- [Objective] Go through the material below and count the lines with the string "taken"; the number is the whole answer.
--- start Source records ---
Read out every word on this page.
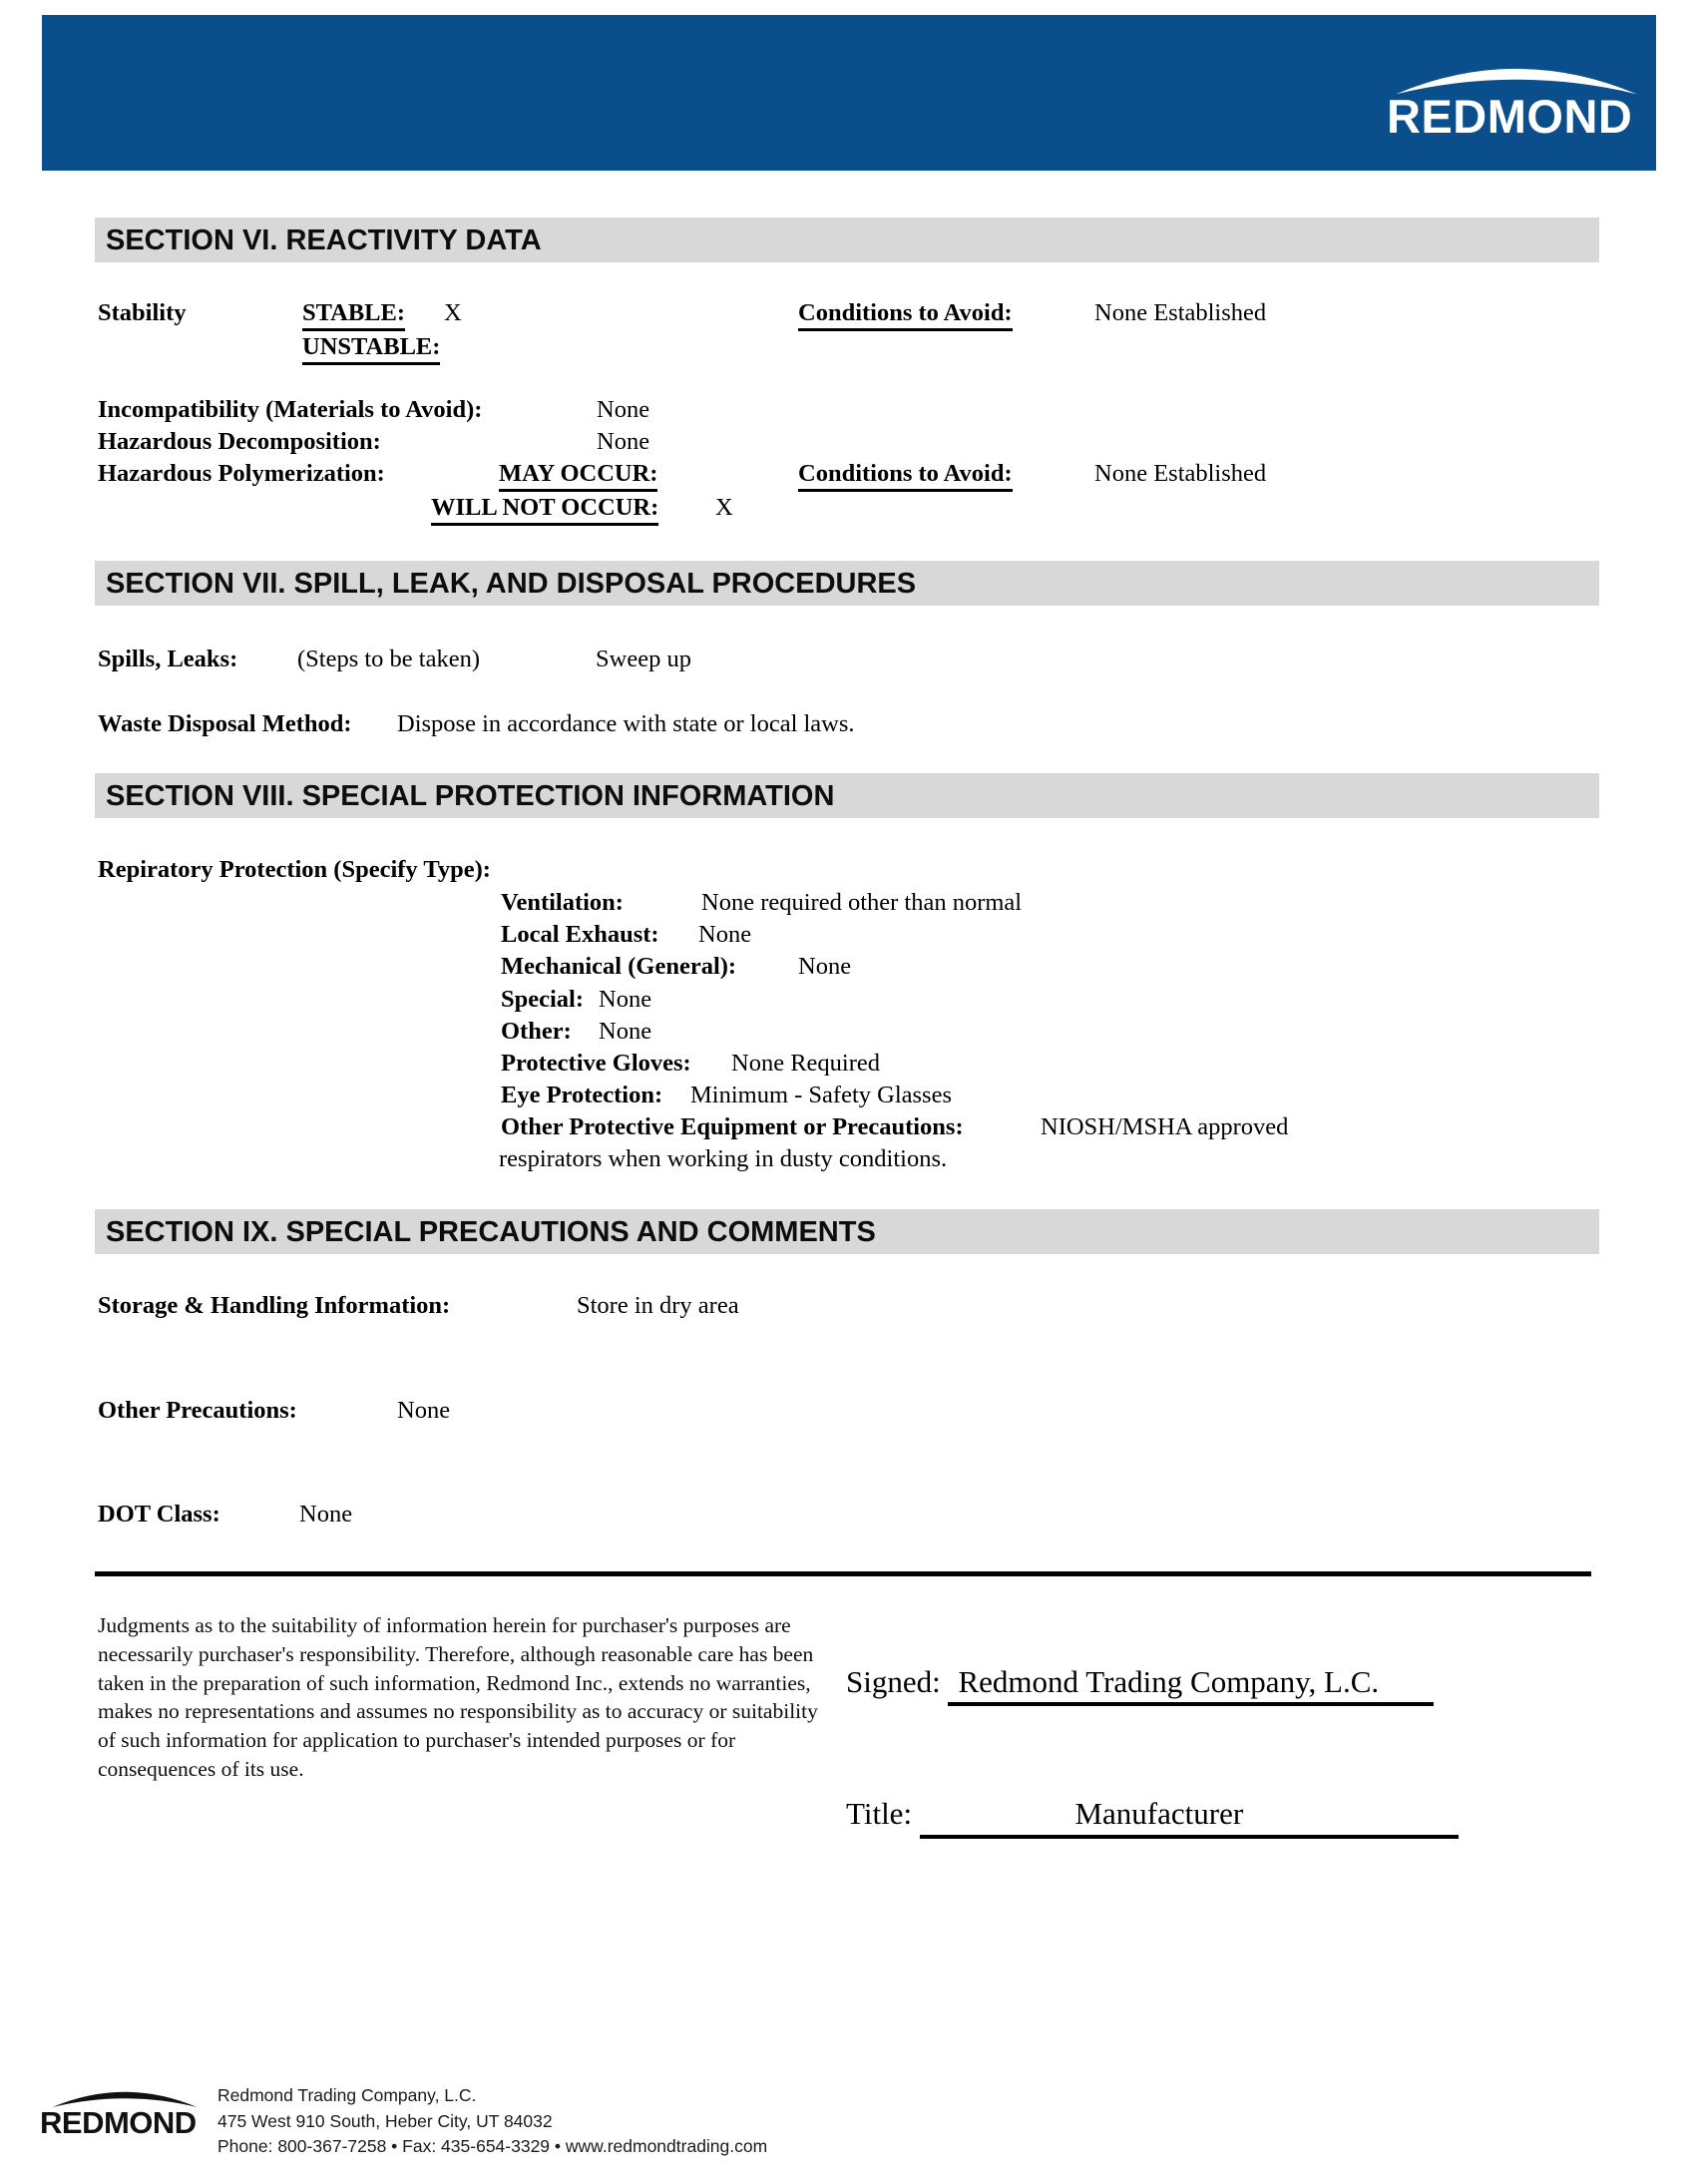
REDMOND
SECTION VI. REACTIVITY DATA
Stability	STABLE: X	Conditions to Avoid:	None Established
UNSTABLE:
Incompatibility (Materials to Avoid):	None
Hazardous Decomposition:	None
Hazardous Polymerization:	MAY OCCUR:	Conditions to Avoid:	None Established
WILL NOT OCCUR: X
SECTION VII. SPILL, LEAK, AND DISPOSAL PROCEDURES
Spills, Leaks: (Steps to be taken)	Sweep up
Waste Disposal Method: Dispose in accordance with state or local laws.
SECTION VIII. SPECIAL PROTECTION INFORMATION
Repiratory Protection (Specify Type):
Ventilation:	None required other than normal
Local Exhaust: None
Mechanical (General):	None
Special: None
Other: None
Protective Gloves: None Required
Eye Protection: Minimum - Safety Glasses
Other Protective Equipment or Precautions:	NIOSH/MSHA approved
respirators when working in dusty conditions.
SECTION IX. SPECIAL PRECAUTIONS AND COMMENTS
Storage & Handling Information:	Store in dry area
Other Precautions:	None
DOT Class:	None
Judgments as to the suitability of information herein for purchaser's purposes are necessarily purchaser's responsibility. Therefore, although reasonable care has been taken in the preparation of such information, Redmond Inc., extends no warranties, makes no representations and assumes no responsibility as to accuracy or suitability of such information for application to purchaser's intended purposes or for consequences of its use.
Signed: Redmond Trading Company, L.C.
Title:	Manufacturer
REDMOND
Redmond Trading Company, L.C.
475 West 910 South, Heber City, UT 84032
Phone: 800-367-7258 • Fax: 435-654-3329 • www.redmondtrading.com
--- end Source records ---
- [Written solution] 2